→ **Problem to work on**
Find the lines below that contain the string "close". Copy each one.

* Begin Available data *

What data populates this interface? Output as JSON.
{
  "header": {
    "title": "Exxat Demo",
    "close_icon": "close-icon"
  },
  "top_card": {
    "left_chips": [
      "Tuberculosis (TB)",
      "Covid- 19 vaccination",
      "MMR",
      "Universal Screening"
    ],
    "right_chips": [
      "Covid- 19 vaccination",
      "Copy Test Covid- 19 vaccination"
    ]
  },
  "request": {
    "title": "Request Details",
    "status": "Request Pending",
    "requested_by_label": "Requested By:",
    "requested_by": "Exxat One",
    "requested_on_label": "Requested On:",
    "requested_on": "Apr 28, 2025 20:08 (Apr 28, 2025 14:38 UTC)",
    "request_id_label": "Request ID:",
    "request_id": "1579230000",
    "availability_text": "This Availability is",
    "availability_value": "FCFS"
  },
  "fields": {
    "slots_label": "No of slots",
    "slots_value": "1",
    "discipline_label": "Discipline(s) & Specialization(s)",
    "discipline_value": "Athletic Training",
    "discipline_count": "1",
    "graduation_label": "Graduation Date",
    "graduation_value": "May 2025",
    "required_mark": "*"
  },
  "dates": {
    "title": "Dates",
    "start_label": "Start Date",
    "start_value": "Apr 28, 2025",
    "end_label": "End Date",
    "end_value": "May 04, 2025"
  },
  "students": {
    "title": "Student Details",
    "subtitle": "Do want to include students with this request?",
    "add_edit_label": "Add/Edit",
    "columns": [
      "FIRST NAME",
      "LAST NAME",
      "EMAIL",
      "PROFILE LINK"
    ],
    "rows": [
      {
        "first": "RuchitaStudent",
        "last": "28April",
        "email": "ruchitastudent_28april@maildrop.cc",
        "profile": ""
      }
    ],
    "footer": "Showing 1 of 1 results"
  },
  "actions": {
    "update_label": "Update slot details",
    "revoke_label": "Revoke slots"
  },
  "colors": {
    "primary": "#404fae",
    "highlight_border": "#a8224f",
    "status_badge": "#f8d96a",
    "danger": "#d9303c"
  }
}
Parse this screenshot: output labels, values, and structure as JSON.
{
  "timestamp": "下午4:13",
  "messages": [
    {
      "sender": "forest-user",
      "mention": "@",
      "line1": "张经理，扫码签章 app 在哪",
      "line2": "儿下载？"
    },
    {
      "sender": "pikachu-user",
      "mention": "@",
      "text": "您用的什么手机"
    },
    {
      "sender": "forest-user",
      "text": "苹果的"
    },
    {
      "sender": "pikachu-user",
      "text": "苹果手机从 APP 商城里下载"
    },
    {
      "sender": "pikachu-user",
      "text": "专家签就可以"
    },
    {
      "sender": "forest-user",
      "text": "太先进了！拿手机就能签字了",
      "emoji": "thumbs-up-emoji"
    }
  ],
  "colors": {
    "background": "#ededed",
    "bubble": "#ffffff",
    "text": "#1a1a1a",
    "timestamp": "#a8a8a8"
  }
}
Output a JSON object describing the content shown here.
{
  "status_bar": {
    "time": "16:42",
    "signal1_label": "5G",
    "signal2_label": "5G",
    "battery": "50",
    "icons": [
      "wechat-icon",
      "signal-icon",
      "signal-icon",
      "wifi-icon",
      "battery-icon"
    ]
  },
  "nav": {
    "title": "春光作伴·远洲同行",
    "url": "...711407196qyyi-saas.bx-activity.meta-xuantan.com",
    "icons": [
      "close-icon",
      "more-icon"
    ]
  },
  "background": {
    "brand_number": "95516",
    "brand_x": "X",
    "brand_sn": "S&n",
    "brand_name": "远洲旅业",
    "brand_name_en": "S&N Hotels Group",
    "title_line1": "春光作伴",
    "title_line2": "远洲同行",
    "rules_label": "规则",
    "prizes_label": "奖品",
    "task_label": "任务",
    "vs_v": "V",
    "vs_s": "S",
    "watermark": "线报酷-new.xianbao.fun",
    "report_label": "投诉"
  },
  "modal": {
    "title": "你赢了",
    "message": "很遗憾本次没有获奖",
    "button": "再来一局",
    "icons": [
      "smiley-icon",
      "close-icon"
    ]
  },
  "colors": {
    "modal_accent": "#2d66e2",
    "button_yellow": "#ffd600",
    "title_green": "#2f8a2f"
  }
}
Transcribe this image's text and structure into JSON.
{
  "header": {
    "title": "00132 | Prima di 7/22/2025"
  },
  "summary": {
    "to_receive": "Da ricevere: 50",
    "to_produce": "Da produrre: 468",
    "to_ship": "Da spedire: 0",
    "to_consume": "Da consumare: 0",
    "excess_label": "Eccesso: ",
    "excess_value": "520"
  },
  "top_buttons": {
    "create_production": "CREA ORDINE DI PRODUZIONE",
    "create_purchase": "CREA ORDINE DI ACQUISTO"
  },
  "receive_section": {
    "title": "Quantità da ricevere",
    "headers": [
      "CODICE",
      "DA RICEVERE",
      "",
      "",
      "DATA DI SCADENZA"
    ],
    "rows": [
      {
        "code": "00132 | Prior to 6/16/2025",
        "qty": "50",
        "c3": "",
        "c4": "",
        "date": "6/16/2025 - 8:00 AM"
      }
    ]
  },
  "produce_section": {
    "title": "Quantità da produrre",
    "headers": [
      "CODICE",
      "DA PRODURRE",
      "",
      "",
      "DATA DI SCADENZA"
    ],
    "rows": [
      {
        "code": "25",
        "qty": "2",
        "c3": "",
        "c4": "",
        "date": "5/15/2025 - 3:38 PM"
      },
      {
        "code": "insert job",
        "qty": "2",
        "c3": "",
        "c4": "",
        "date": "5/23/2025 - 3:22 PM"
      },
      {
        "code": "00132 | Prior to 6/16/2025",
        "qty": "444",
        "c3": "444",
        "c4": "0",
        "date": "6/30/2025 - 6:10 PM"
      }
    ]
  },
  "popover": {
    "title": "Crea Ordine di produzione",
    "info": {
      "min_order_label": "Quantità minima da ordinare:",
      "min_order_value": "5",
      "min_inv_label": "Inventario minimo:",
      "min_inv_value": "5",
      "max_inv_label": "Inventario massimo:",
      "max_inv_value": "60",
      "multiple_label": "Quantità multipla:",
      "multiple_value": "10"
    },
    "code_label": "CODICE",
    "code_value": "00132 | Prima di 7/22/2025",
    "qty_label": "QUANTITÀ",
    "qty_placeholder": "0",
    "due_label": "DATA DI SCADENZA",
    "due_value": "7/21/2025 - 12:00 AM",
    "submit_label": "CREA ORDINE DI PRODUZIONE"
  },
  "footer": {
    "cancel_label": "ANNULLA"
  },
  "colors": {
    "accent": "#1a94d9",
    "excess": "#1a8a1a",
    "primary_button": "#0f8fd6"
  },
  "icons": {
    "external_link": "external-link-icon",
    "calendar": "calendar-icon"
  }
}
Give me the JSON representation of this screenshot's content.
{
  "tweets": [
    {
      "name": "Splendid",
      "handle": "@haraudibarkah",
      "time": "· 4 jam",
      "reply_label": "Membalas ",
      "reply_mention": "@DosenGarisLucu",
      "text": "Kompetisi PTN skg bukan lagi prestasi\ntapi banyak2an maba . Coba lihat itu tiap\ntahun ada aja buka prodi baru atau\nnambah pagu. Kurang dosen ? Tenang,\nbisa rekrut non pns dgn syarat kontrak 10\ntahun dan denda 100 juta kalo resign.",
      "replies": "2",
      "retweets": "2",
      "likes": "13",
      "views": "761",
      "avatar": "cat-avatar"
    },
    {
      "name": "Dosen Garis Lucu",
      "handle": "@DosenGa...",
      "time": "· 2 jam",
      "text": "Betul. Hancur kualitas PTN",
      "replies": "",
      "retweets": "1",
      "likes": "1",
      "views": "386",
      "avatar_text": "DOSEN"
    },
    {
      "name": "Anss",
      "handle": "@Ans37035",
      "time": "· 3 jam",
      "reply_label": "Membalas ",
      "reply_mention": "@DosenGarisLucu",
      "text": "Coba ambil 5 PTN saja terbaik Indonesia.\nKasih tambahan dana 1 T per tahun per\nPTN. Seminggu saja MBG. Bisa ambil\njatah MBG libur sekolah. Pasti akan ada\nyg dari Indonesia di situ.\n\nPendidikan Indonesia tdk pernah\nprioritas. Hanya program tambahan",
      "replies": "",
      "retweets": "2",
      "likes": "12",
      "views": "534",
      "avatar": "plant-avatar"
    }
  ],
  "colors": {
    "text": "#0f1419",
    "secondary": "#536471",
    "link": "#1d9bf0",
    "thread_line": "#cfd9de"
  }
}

* End Available data *

→ **Task answer**
    "close_icon": "close-icon"
      "close-icon",
      "close-icon"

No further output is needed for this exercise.